Instruction = Copy each line of the material below that includes the string "text".

--- START OF Input rows ---

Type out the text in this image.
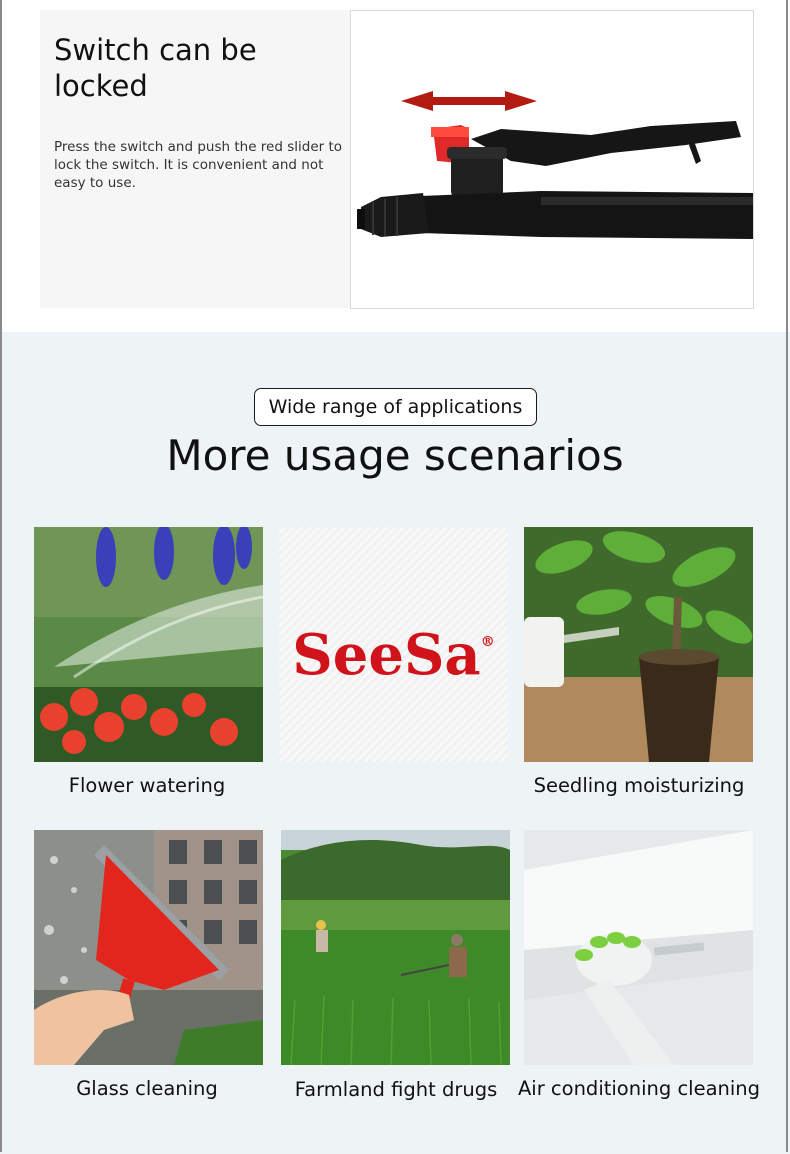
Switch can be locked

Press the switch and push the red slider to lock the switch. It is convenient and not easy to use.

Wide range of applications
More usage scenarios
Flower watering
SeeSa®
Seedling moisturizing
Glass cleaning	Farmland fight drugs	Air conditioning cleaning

--- END OF Input rows ---
--- START OF Input rows ---

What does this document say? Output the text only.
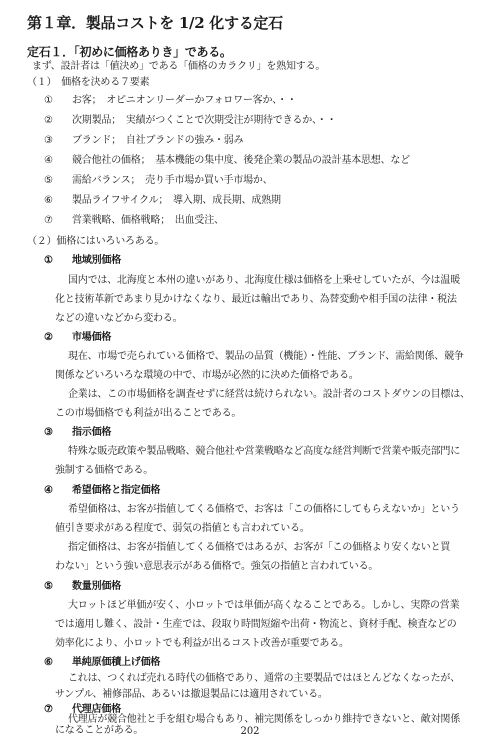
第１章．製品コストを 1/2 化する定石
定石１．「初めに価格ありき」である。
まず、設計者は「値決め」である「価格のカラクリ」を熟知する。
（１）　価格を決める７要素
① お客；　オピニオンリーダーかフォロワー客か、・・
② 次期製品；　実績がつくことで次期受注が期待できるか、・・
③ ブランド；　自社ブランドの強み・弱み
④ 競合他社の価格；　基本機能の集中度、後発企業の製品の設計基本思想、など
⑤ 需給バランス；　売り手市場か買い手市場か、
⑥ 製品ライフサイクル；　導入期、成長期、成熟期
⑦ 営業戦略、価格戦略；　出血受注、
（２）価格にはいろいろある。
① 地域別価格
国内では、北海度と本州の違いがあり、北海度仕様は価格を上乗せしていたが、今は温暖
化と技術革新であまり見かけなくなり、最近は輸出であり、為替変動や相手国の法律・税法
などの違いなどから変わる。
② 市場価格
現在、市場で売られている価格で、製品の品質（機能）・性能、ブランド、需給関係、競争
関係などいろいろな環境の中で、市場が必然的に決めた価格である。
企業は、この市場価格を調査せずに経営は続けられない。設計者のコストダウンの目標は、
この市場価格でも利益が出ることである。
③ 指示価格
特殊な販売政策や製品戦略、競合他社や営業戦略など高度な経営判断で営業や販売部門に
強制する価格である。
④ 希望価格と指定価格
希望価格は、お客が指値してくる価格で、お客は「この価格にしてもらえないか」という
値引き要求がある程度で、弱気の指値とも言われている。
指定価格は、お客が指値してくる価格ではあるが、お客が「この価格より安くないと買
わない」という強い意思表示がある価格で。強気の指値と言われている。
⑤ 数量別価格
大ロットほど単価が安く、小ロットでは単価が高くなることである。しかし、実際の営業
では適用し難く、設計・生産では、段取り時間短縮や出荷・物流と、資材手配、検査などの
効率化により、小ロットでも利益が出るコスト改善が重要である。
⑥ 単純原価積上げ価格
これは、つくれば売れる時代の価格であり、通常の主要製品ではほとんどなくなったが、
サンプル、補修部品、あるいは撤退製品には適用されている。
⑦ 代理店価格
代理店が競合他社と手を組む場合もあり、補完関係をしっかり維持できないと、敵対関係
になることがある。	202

--- END OF Input rows ---

Written solution =
Type out the text in this image.
What does this document say? Output the text only.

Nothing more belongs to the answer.